To be done: Work out the number of lines with the word "explain" in the material below, then reply with that number only.

Stored data:
---+---
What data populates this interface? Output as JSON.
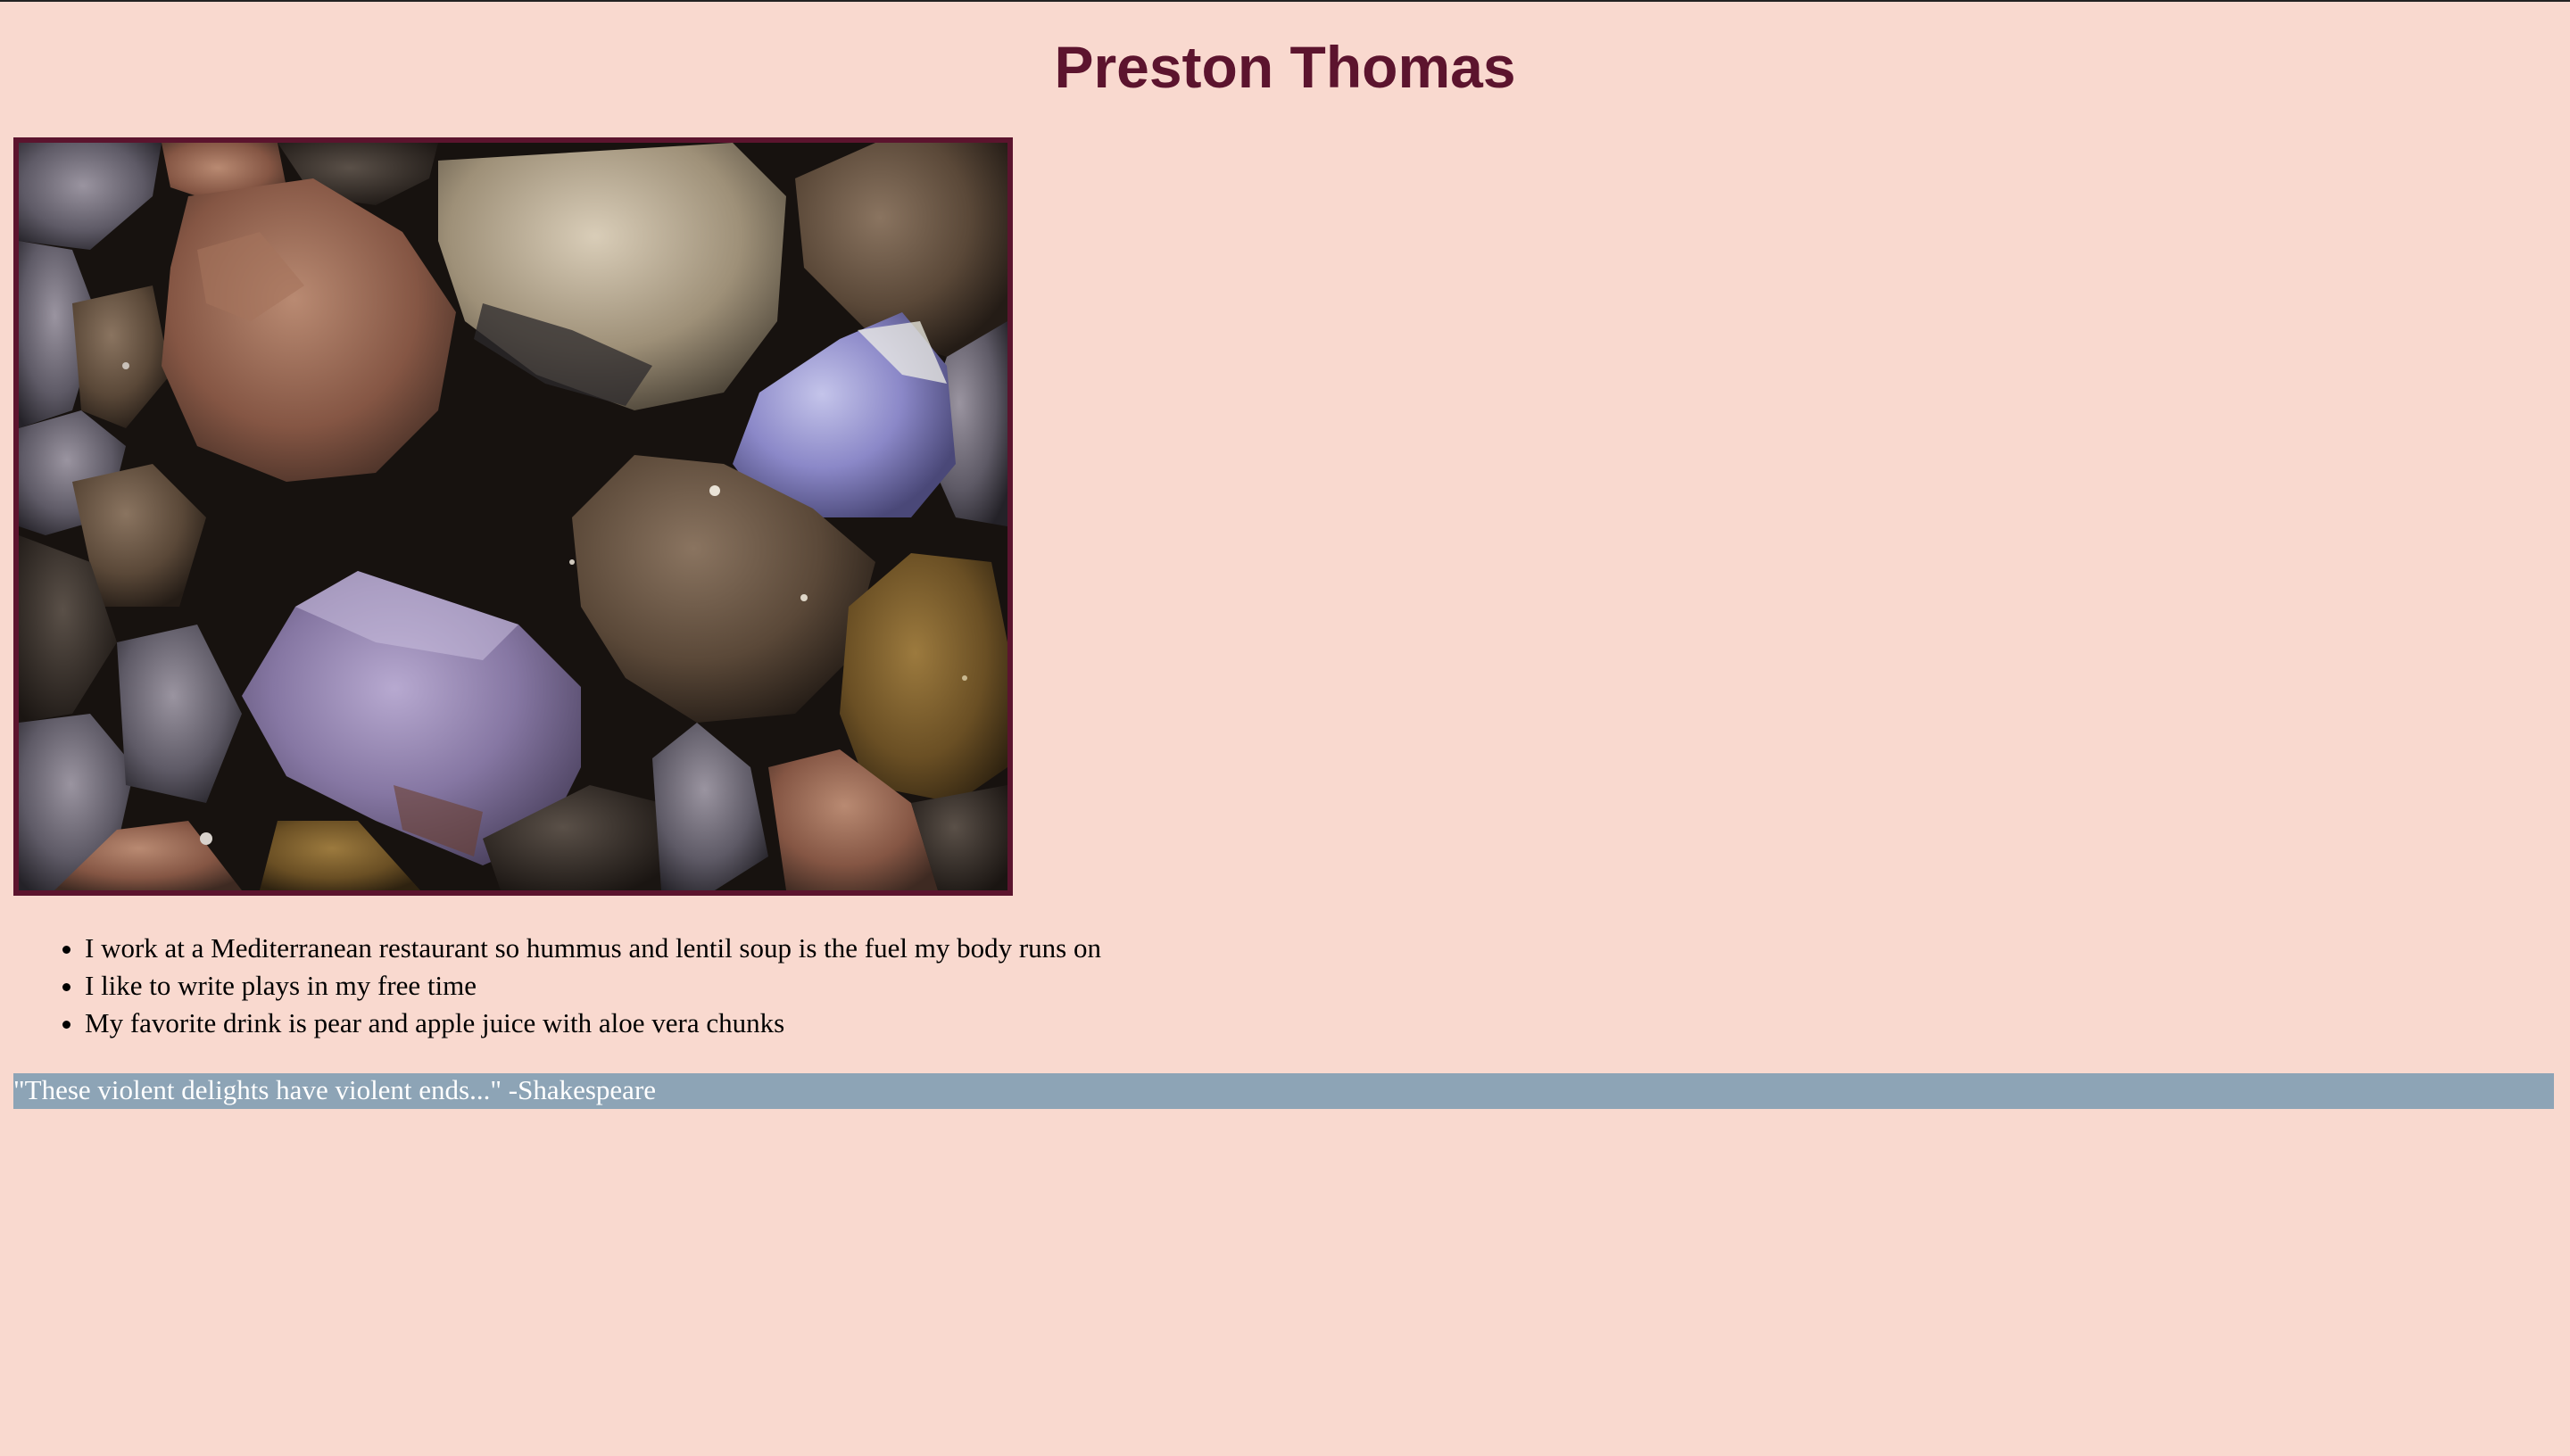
{
  "header": {
    "title": "Preston Thomas"
  },
  "photo": {
    "subject": "rough gemstone rocks",
    "border_color": "#5c142e"
  },
  "facts": {
    "items": [
      "I work at a Mediterranean restaurant so hummus and lentil soup is the fuel my body runs on",
      "I like to write plays in my free time",
      "My favorite drink is pear and apple juice with aloe vera chunks"
    ]
  },
  "quote": {
    "text": "\"These violent delights have violent ends...\" -Shakespeare"
  },
  "colors": {
    "background": "#f9d9cf",
    "title": "#5c142e",
    "quote_bar": "#8da4b6",
    "quote_text": "#ffffff"
  }
}
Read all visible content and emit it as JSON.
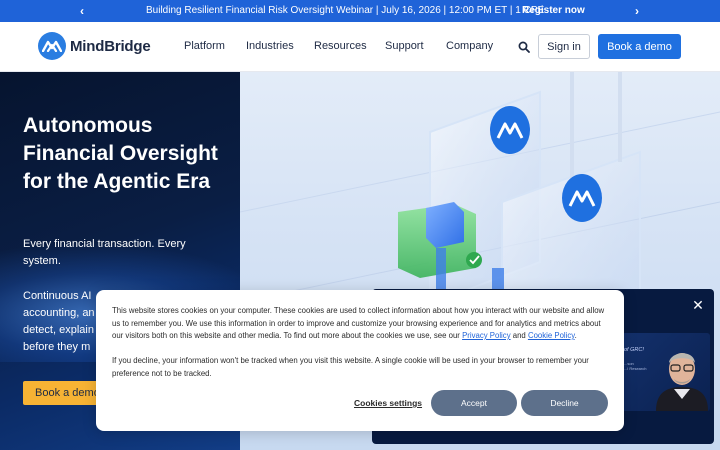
{
  "announcement": {
    "message": "Building Resilient Financial Risk Oversight Webinar | July 16, 2026 | 12:00 PM ET | 1 CPE",
    "cta": "Register now",
    "prev_arrow": "‹",
    "next_arrow": "›"
  },
  "header": {
    "brand": "MindBridge",
    "nav": [
      "Platform",
      "Industries",
      "Resources",
      "Support",
      "Company"
    ],
    "sign_in": "Sign in",
    "book_demo": "Book a demo"
  },
  "hero": {
    "title": "Autonomous Financial Oversight for the Agentic Era",
    "subtitle": "Every financial transaction. Every system.",
    "body": "Continuous AI ... accounting, an... detect, explain... before they m...",
    "body_lines": [
      "Continuous AI",
      "accounting, an",
      "detect, explain",
      "before they m"
    ],
    "cta": "Book a demo"
  },
  "cookie_banner": {
    "paragraph1_pre": "This website stores cookies on your computer. These cookies are used to collect information about how you interact with our website and allow us to remember you. We use this information in order to improve and customize your browsing experience and for analytics and metrics about our visitors both on this website and other media. To find out more about the cookies we use, see our ",
    "privacy_link": "Privacy Policy",
    "and_text": " and ",
    "cookie_link": "Cookie Policy",
    "period": ".",
    "paragraph2": "If you decline, your information won't be tracked when you visit this website. A single cookie will be used in your browser to remember your preference not to be tracked.",
    "settings": "Cookies settings",
    "accept": "Accept",
    "decline": "Decline"
  },
  "webinar_popup": {
    "close": "✕",
    "thumb_title": "of GRC!",
    "thumb_line1": "...son",
    "thumb_line2": "...l Research"
  },
  "colors": {
    "brand_blue": "#1f70e0",
    "announce_bg": "#1f63d8",
    "hero_dark": "#06142f",
    "cta_yellow": "#f7b334",
    "cookie_button": "#5d708b"
  },
  "icons": {
    "search": "search-icon",
    "logo": "mindbridge-logo-icon",
    "close": "close-icon"
  }
}
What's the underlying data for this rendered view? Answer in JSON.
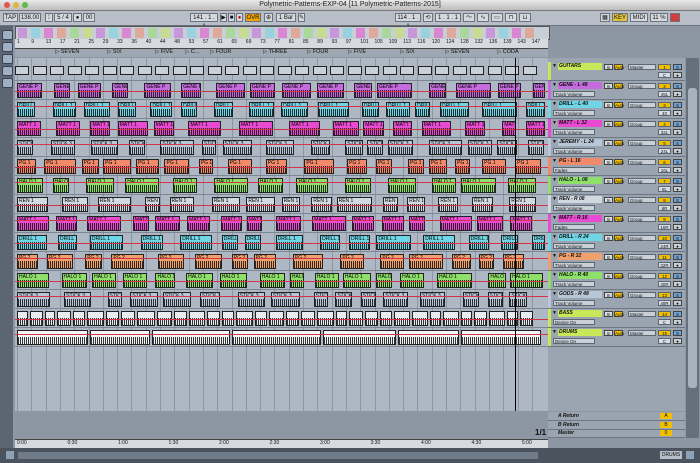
{
  "window": {
    "title": "Polymetric-Patterns-EXP-04  [11 Polymetric-Patterns-2015]"
  },
  "toolbar": {
    "tap": "TAP",
    "tempo": "138.00",
    "time_sig": "5 / 4",
    "metronome": "00",
    "position": "141 . 1 . 1",
    "ovr": "OVR",
    "quantize": "1 Bar",
    "loop_start": "114 . 1 . 1",
    "loop_length": "1 . 1 . 1",
    "key": "KEY",
    "midi": "MIDI",
    "cpu": "11 %"
  },
  "ruler": {
    "bars": [
      "1",
      "9",
      "13",
      "17",
      "21",
      "25",
      "29",
      "33",
      "36",
      "40",
      "44",
      "48",
      "53",
      "57",
      "61",
      "65",
      "69",
      "73",
      "77",
      "81",
      "85",
      "89",
      "93",
      "97",
      "101",
      "105",
      "109",
      "113",
      "116",
      "120",
      "124",
      "128",
      "132",
      "136",
      "139",
      "143",
      "147"
    ]
  },
  "locators": [
    "SEVEN",
    "SIX",
    "FIVE",
    "C...",
    "FOUR",
    "THREE",
    "FOUR",
    "FIVE",
    "SIX",
    "SEVEN",
    "CODA"
  ],
  "time_ruler": [
    "0:00",
    "0:30",
    "1:00",
    "1:30",
    "2:00",
    "2:30",
    "3:00",
    "3:30",
    "4:00",
    "4:30",
    "5:00"
  ],
  "pager": "1/1",
  "tracks": [
    {
      "name": "GUITARS",
      "sub": "",
      "color": "#c8e85a",
      "io": "Master",
      "n1": "1",
      "n2": "C"
    },
    {
      "name": "GENE - L 48",
      "sub": "Track Volume",
      "color": "#c66adf",
      "io": "Group",
      "n1": "2",
      "n2": "45L"
    },
    {
      "name": "DRILL - L 40",
      "sub": "Track Volume",
      "color": "#6fd6e6",
      "io": "Group",
      "n1": "3",
      "n2": "40"
    },
    {
      "name": "MATT - L 32",
      "sub": "Track Volume",
      "color": "#e84ad2",
      "io": "Group",
      "n1": "4",
      "n2": "32L"
    },
    {
      "name": "JEREMY - L 24",
      "sub": "Track Volume",
      "color": "#b7c7d8",
      "io": "Group",
      "n1": "5",
      "n2": "24L"
    },
    {
      "name": "PG - L 16",
      "sub": "Fades",
      "color": "#f08a6a",
      "io": "Group",
      "n1": "6",
      "n2": "16L"
    },
    {
      "name": "HALO - L 08",
      "sub": "Track Volume",
      "color": "#8ee06a",
      "io": "Group",
      "n1": "7",
      "n2": "8L"
    },
    {
      "name": "REN - R 08",
      "sub": "Track Volume",
      "color": "#d0d8e0",
      "io": "Group",
      "n1": "8",
      "n2": "8R"
    },
    {
      "name": "MATT - R 16",
      "sub": "Fades",
      "color": "#e84ad2",
      "io": "Group",
      "n1": "9",
      "n2": "16R"
    },
    {
      "name": "DRILL - R 24",
      "sub": "Track Volume",
      "color": "#6fd6e6",
      "io": "Group",
      "n1": "10",
      "n2": "24R"
    },
    {
      "name": "PG - R 32",
      "sub": "Track Volume",
      "color": "#f0a06a",
      "io": "Group",
      "n1": "11",
      "n2": "32R"
    },
    {
      "name": "HALO - R 40",
      "sub": "Track Volume",
      "color": "#8ee06a",
      "io": "Group",
      "n1": "12",
      "n2": "40R"
    },
    {
      "name": "GODS - R 48",
      "sub": "Track Volume",
      "color": "#b7c7d8",
      "io": "Group",
      "n1": "13",
      "n2": "48R"
    },
    {
      "name": "BASS",
      "sub": "Device On",
      "color": "#c8e85a",
      "io": "Master",
      "n1": "14",
      "n2": "C"
    },
    {
      "name": "DRUMS",
      "sub": "Device On",
      "color": "#c8e85a",
      "io": "Master",
      "n1": "15",
      "n2": "C"
    }
  ],
  "returns": [
    {
      "name": "A Return",
      "n": "A"
    },
    {
      "name": "B Return",
      "n": "B"
    },
    {
      "name": "Master",
      "n": "0"
    }
  ],
  "clip_labels": [
    "GENE P",
    "DRILL 1",
    "MATT 1",
    "STICK 3",
    "PG 1",
    "HALO 1",
    "REN 1",
    "MATT 1",
    "DRILL 1",
    "PG 2",
    "HALO 1",
    "STICK 3"
  ],
  "colors": {
    "accent": "#f0a400",
    "automation": "#d2344a",
    "arrange_bg": "#aeb8c4"
  }
}
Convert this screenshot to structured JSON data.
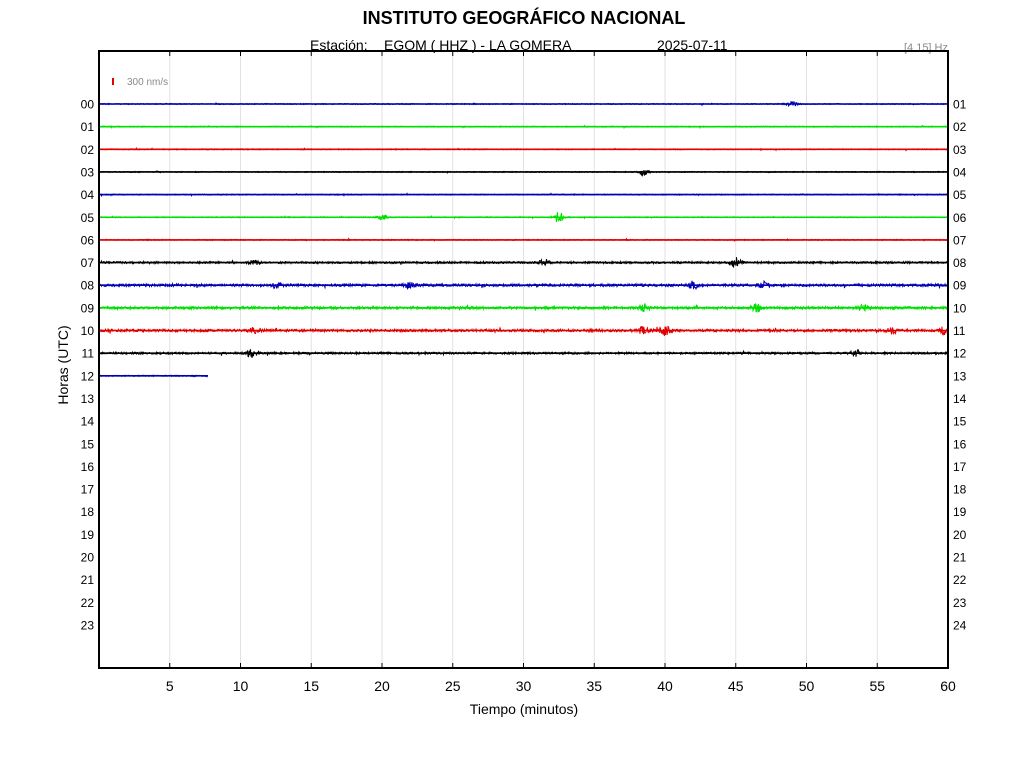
{
  "header": {
    "title": "INSTITUTO GEOGRÁFICO NACIONAL",
    "station_label": "Estación:",
    "station": "EGOM ( HHZ ) - LA GOMERA",
    "date": "2025-07-11",
    "band": "[4 15] Hz"
  },
  "chart_data": {
    "type": "line",
    "title": "INSTITUTO GEOGRÁFICO NACIONAL",
    "xlabel": "Tiempo (minutos)",
    "ylabel": "Horas (UTC)",
    "xlim": [
      0,
      60
    ],
    "xticks": [
      5,
      10,
      15,
      20,
      25,
      30,
      35,
      40,
      45,
      50,
      55,
      60
    ],
    "left_hours": [
      "00",
      "01",
      "02",
      "03",
      "04",
      "05",
      "06",
      "07",
      "08",
      "09",
      "10",
      "11",
      "12",
      "13",
      "14",
      "15",
      "16",
      "17",
      "18",
      "19",
      "20",
      "21",
      "22",
      "23"
    ],
    "right_hours": [
      "01",
      "02",
      "03",
      "04",
      "05",
      "06",
      "07",
      "08",
      "09",
      "10",
      "11",
      "12",
      "13",
      "14",
      "15",
      "16",
      "17",
      "18",
      "19",
      "20",
      "21",
      "22",
      "23",
      "24"
    ],
    "scale_label": "300 nm/s",
    "grid": "vertical",
    "colors": [
      "#0000b4",
      "#00e000",
      "#e00000",
      "#000000"
    ],
    "scale_color": "#e00000",
    "series": [
      {
        "hour": "00",
        "end_minute": 60,
        "amplitude": 1.0,
        "bursts": [
          {
            "t": 49,
            "a": 2.5
          }
        ]
      },
      {
        "hour": "01",
        "end_minute": 60,
        "amplitude": 1.0,
        "bursts": []
      },
      {
        "hour": "02",
        "end_minute": 60,
        "amplitude": 1.0,
        "bursts": []
      },
      {
        "hour": "03",
        "end_minute": 60,
        "amplitude": 1.0,
        "bursts": [
          {
            "t": 38.5,
            "a": 3.5
          }
        ]
      },
      {
        "hour": "04",
        "end_minute": 60,
        "amplitude": 1.0,
        "bursts": []
      },
      {
        "hour": "05",
        "end_minute": 60,
        "amplitude": 1.0,
        "bursts": [
          {
            "t": 20,
            "a": 3
          },
          {
            "t": 32.5,
            "a": 6
          }
        ]
      },
      {
        "hour": "06",
        "end_minute": 60,
        "amplitude": 1.0,
        "bursts": []
      },
      {
        "hour": "07",
        "end_minute": 60,
        "amplitude": 2.0,
        "bursts": [
          {
            "t": 31.5,
            "a": 3
          },
          {
            "t": 45,
            "a": 5
          },
          {
            "t": 11,
            "a": 2.5
          }
        ]
      },
      {
        "hour": "08",
        "end_minute": 60,
        "amplitude": 2.5,
        "bursts": [
          {
            "t": 22,
            "a": 4
          },
          {
            "t": 42,
            "a": 3.5
          },
          {
            "t": 12.5,
            "a": 3
          },
          {
            "t": 47,
            "a": 3
          }
        ]
      },
      {
        "hour": "09",
        "end_minute": 60,
        "amplitude": 2.5,
        "bursts": [
          {
            "t": 38.5,
            "a": 4
          },
          {
            "t": 46.5,
            "a": 3.5
          },
          {
            "t": 54,
            "a": 3
          }
        ]
      },
      {
        "hour": "10",
        "end_minute": 60,
        "amplitude": 2.5,
        "bursts": [
          {
            "t": 11,
            "a": 3
          },
          {
            "t": 38.5,
            "a": 4
          },
          {
            "t": 40,
            "a": 5
          },
          {
            "t": 56,
            "a": 3
          },
          {
            "t": 59.8,
            "a": 4
          }
        ]
      },
      {
        "hour": "11",
        "end_minute": 60,
        "amplitude": 2.0,
        "bursts": [
          {
            "t": 10.8,
            "a": 4.5
          },
          {
            "t": 53.5,
            "a": 3
          }
        ]
      },
      {
        "hour": "12",
        "end_minute": 7.7,
        "amplitude": 1.2,
        "bursts": []
      }
    ]
  }
}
---+---
Full solution: 2